The lines to transcribe begin with the one containing "What data populates" and end with the last line below; reproduce them exactly, without the pictures.

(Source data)
— Begin —

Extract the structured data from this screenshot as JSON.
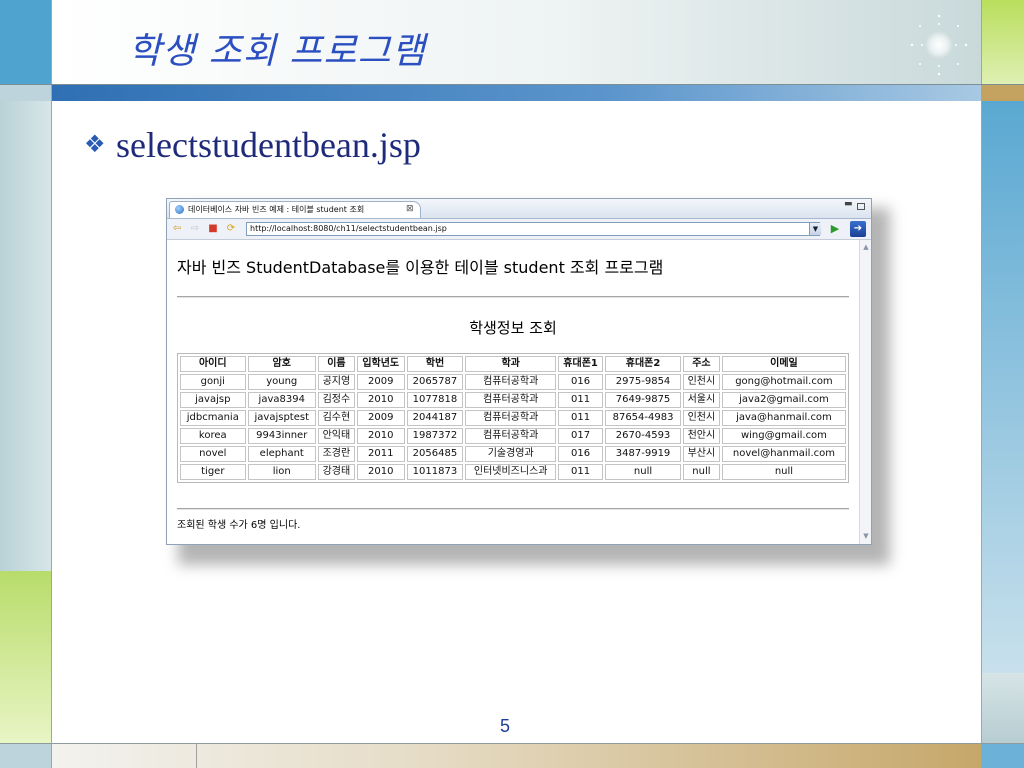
{
  "slide": {
    "title": "학생 조회 프로그램",
    "bullet_icon": "diamond-bullet-icon",
    "subtitle": "selectstudentbean.jsp",
    "page_number": "5"
  },
  "browser": {
    "tab_title": "데이터베이스 자바 빈즈 예제 : 테이블 student 조회",
    "tab_close": "⊠",
    "url": "http://localhost:8080/ch11/selectstudentbean.jsp",
    "icons": [
      "back-arrow-icon",
      "forward-arrow-icon",
      "stop-icon",
      "refresh-icon",
      "go-icon",
      "navigate-icon"
    ]
  },
  "page": {
    "heading": "자바 빈즈 StudentDatabase를 이용한 테이블 student 조회 프로그램",
    "table_title": "학생정보 조회",
    "columns": [
      "아이디",
      "암호",
      "이름",
      "입학년도",
      "학번",
      "학과",
      "휴대폰1",
      "휴대폰2",
      "주소",
      "이메일"
    ],
    "rows": [
      [
        "gonji",
        "young",
        "공지영",
        "2009",
        "2065787",
        "컴퓨터공학과",
        "016",
        "2975-9854",
        "인천시",
        "gong@hotmail.com"
      ],
      [
        "javajsp",
        "java8394",
        "김정수",
        "2010",
        "1077818",
        "컴퓨터공학과",
        "011",
        "7649-9875",
        "서울시",
        "java2@gmail.com"
      ],
      [
        "jdbcmania",
        "javajsptest",
        "김수현",
        "2009",
        "2044187",
        "컴퓨터공학과",
        "011",
        "87654-4983",
        "인천시",
        "java@hanmail.com"
      ],
      [
        "korea",
        "9943inner",
        "안익태",
        "2010",
        "1987372",
        "컴퓨터공학과",
        "017",
        "2670-4593",
        "천안시",
        "wing@gmail.com"
      ],
      [
        "novel",
        "elephant",
        "조경란",
        "2011",
        "2056485",
        "기술경영과",
        "016",
        "3487-9919",
        "부산시",
        "novel@hanmail.com"
      ],
      [
        "tiger",
        "lion",
        "강경태",
        "2010",
        "1011873",
        "인터넷비즈니스과",
        "011",
        "null",
        "null",
        "null"
      ]
    ],
    "footer": "조회된 학생 수가 6명 입니다."
  }
}
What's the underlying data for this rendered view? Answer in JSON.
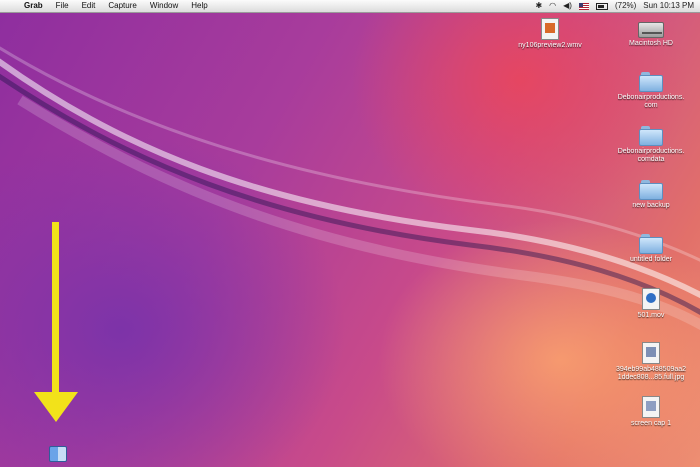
{
  "menubar": {
    "apple_glyph": "",
    "app_name": "Grab",
    "menus": [
      "File",
      "Edit",
      "Capture",
      "Window",
      "Help"
    ],
    "battery_text": "(72%)",
    "clock": "Sun 10:13 PM"
  },
  "desktop_icons": [
    {
      "label": "ny106preview2.wmv",
      "icon": "video-file-icon"
    },
    {
      "label": "Macintosh HD",
      "icon": "hard-drive-icon"
    },
    {
      "label_line1": "Debonairproductions.",
      "label_line2": "com",
      "icon": "folder-icon"
    },
    {
      "label_line1": "Debonairproductions.",
      "label_line2": "comdata",
      "icon": "folder-icon"
    },
    {
      "label": "new backup",
      "icon": "folder-icon"
    },
    {
      "label": "untitled folder",
      "icon": "folder-icon"
    },
    {
      "label": "501.mov",
      "icon": "quicktime-file-icon"
    },
    {
      "label_line1": "394eb99ab488509aa2",
      "label_line2": "1ddec808...85.full.jpg",
      "icon": "jpeg-file-icon"
    },
    {
      "label": "screen cap 1",
      "icon": "tiff-file-icon"
    }
  ],
  "colors": {
    "arrow": "#f2e21a",
    "menubar": "#e9e9e9"
  }
}
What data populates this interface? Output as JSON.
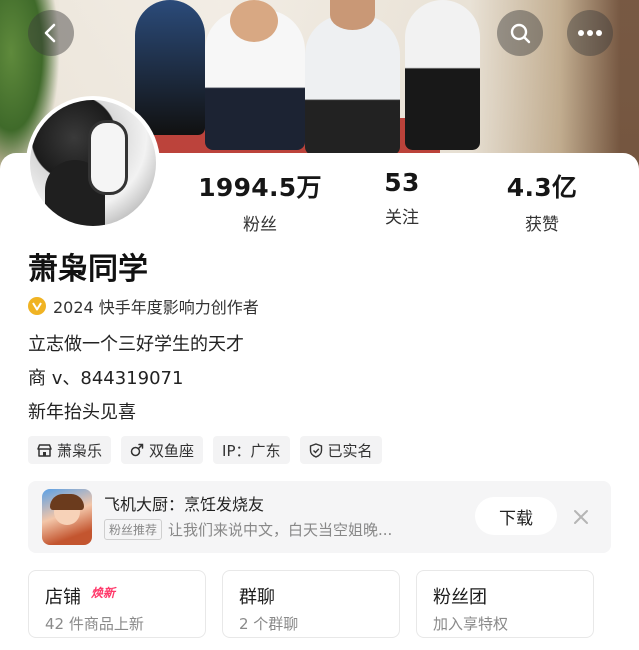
{
  "nav": {
    "back_icon": "chevron-left-icon",
    "search_icon": "search-icon",
    "more_icon": "more-dots-icon"
  },
  "profile": {
    "name": "萧枭同学",
    "badge": "2024 快手年度影响力创作者",
    "bio": [
      "立志做一个三好学生的天才",
      "商 v、844319071",
      "新年抬头见喜"
    ]
  },
  "stats": [
    {
      "value": "1994.5万",
      "label": "粉丝"
    },
    {
      "value": "53",
      "label": "关注"
    },
    {
      "value": "4.3亿",
      "label": "获赞"
    }
  ],
  "tags": [
    {
      "icon": "shop-icon",
      "label": "萧枭乐"
    },
    {
      "icon": "male-icon",
      "label": "双鱼座"
    },
    {
      "icon": "",
      "label": "IP：广东"
    },
    {
      "icon": "shield-check-icon",
      "label": "已实名"
    }
  ],
  "promo": {
    "title": "飞机大厨：烹饪发烧友",
    "tag": "粉丝推荐",
    "desc": "让我们来说中文，白天当空姐晚...",
    "download_label": "下载"
  },
  "cards": [
    {
      "title": "店铺",
      "badge": "焕新",
      "sub": "42 件商品上新"
    },
    {
      "title": "群聊",
      "badge": "",
      "sub": "2 个群聊"
    },
    {
      "title": "粉丝团",
      "badge": "",
      "sub": "加入享特权"
    }
  ],
  "colors": {
    "verified_badge": "#f0b323",
    "new_badge": "#ff3a6b",
    "tag_bg": "#f3f3f4"
  }
}
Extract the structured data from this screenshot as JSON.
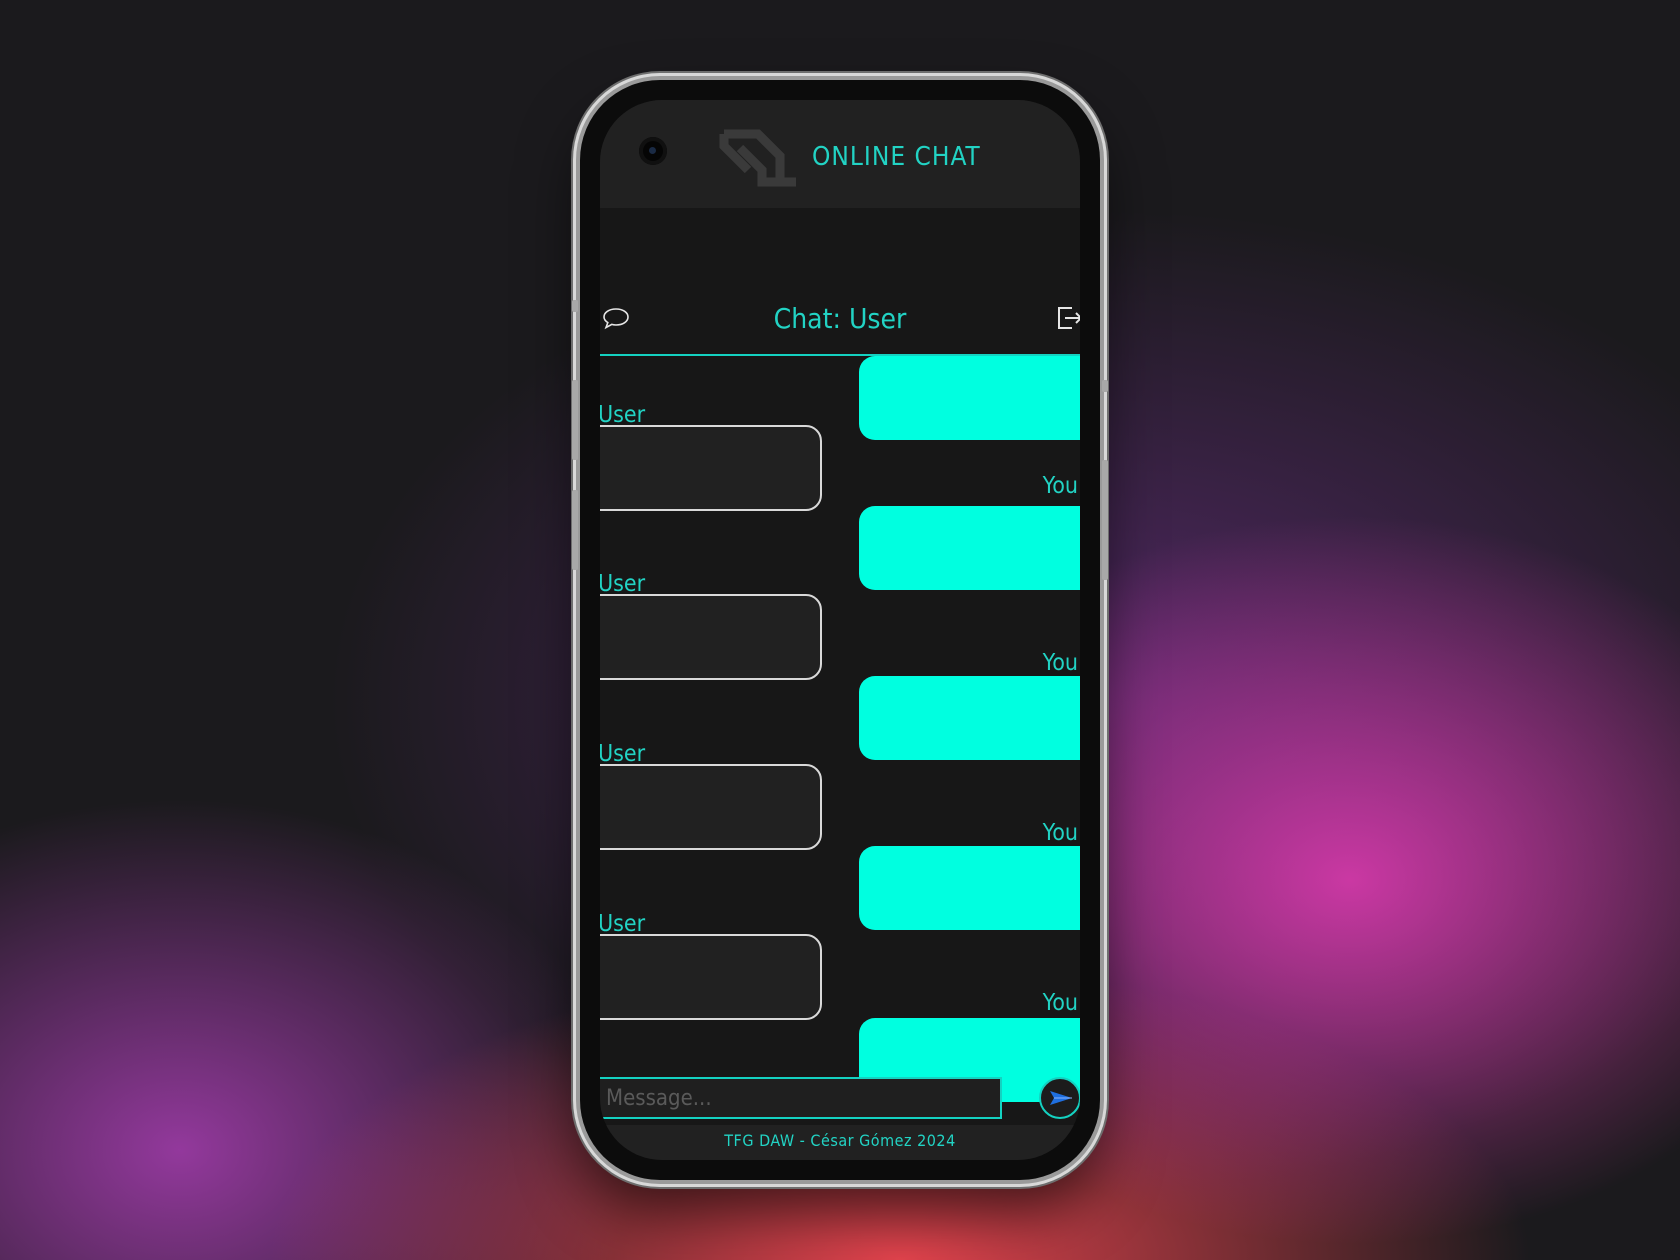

— End —

Written answer:
What data populates this interface? Output as JSON.
{
  "nav": {
    "back_icon": "chevron-left-icon",
    "search_icon": "search-icon",
    "more_icon": "more-dots-icon"
  },
  "profile": {
    "name": "萧枭同学",
    "badge": "2024 快手年度影响力创作者",
    "bio": [
      "立志做一个三好学生的天才",
      "商 v、844319071",
      "新年抬头见喜"
    ]
  },
  "stats": [
    {
      "value": "1994.5万",
      "label": "粉丝"
    },
    {
      "value": "53",
      "label": "关注"
    },
    {
      "value": "4.3亿",
      "label": "获赞"
    }
  ],
  "tags": [
    {
      "icon": "shop-icon",
      "label": "萧枭乐"
    },
    {
      "icon": "male-icon",
      "label": "双鱼座"
    },
    {
      "icon": "",
      "label": "IP：广东"
    },
    {
      "icon": "shield-check-icon",
      "label": "已实名"
    }
  ],
  "promo": {
    "title": "飞机大厨：烹饪发烧友",
    "tag": "粉丝推荐",
    "desc": "让我们来说中文，白天当空姐晚...",
    "download_label": "下载"
  },
  "cards": [
    {
      "title": "店铺",
      "badge": "焕新",
      "sub": "42 件商品上新"
    },
    {
      "title": "群聊",
      "badge": "",
      "sub": "2 个群聊"
    },
    {
      "title": "粉丝团",
      "badge": "",
      "sub": "加入享特权"
    }
  ],
  "colors": {
    "verified_badge": "#f0b323",
    "new_badge": "#ff3a6b",
    "tag_bg": "#f3f3f4"
  }
}
Extract the structured data from this screenshot as JSON.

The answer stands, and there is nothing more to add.